Data records
^^^^^^^^^^^^^^^^

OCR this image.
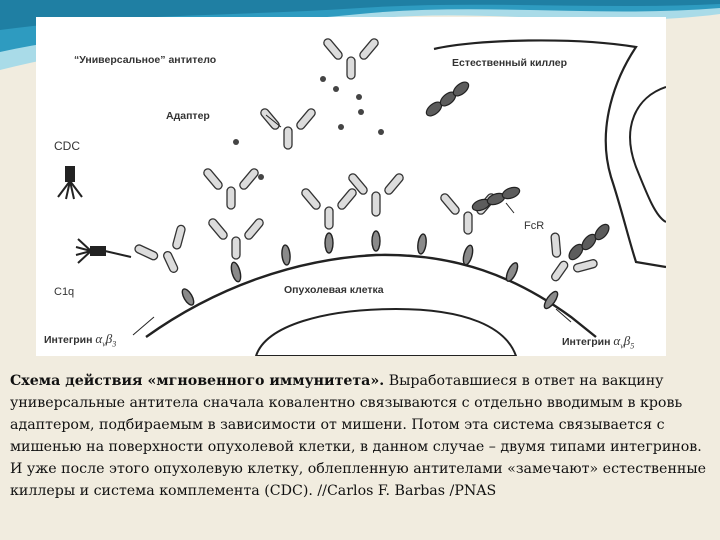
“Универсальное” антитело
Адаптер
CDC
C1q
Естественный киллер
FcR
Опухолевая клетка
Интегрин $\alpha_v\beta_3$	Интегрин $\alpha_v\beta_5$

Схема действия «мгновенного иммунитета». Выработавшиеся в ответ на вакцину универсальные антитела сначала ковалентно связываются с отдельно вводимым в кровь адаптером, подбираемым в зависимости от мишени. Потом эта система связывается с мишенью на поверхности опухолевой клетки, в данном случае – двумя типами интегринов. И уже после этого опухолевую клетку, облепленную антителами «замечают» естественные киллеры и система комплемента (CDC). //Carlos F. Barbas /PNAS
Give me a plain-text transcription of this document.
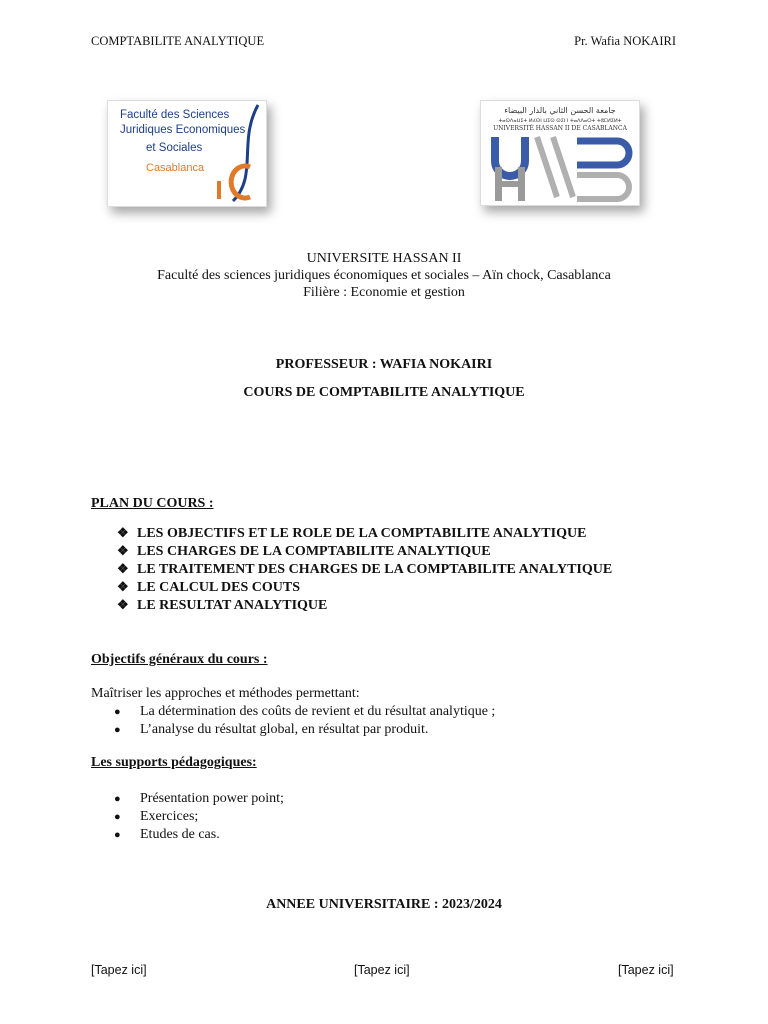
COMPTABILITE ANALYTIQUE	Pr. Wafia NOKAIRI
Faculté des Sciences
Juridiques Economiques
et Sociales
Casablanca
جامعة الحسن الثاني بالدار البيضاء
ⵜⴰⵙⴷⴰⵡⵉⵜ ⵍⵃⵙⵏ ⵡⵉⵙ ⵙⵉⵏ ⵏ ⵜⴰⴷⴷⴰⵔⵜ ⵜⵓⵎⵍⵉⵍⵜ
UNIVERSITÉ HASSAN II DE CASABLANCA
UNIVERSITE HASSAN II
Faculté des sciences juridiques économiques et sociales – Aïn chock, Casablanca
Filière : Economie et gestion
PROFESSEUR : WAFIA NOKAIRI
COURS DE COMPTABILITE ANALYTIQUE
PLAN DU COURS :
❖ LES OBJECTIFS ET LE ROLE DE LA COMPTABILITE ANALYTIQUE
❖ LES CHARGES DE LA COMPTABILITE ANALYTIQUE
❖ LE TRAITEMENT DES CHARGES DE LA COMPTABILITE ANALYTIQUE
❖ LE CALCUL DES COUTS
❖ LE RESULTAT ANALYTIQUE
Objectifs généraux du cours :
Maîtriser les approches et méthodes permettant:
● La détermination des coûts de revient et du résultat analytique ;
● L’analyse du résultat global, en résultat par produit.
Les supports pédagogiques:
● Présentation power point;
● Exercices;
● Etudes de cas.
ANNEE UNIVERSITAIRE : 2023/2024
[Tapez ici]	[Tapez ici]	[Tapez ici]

^^^^^^^^^^^^^^^^

**STATED EXERCISE**
Show every line in the entries where the string "COMPTABILITE" occurs.

**THE COMPLETED TASK**
COMPTABILITE ANALYTIQUE	Pr. Wafia NOKAIRI
COURS DE COMPTABILITE ANALYTIQUE
❖ LES OBJECTIFS ET LE ROLE DE LA COMPTABILITE ANALYTIQUE
❖ LES CHARGES DE LA COMPTABILITE ANALYTIQUE
❖ LE TRAITEMENT DES CHARGES DE LA COMPTABILITE ANALYTIQUE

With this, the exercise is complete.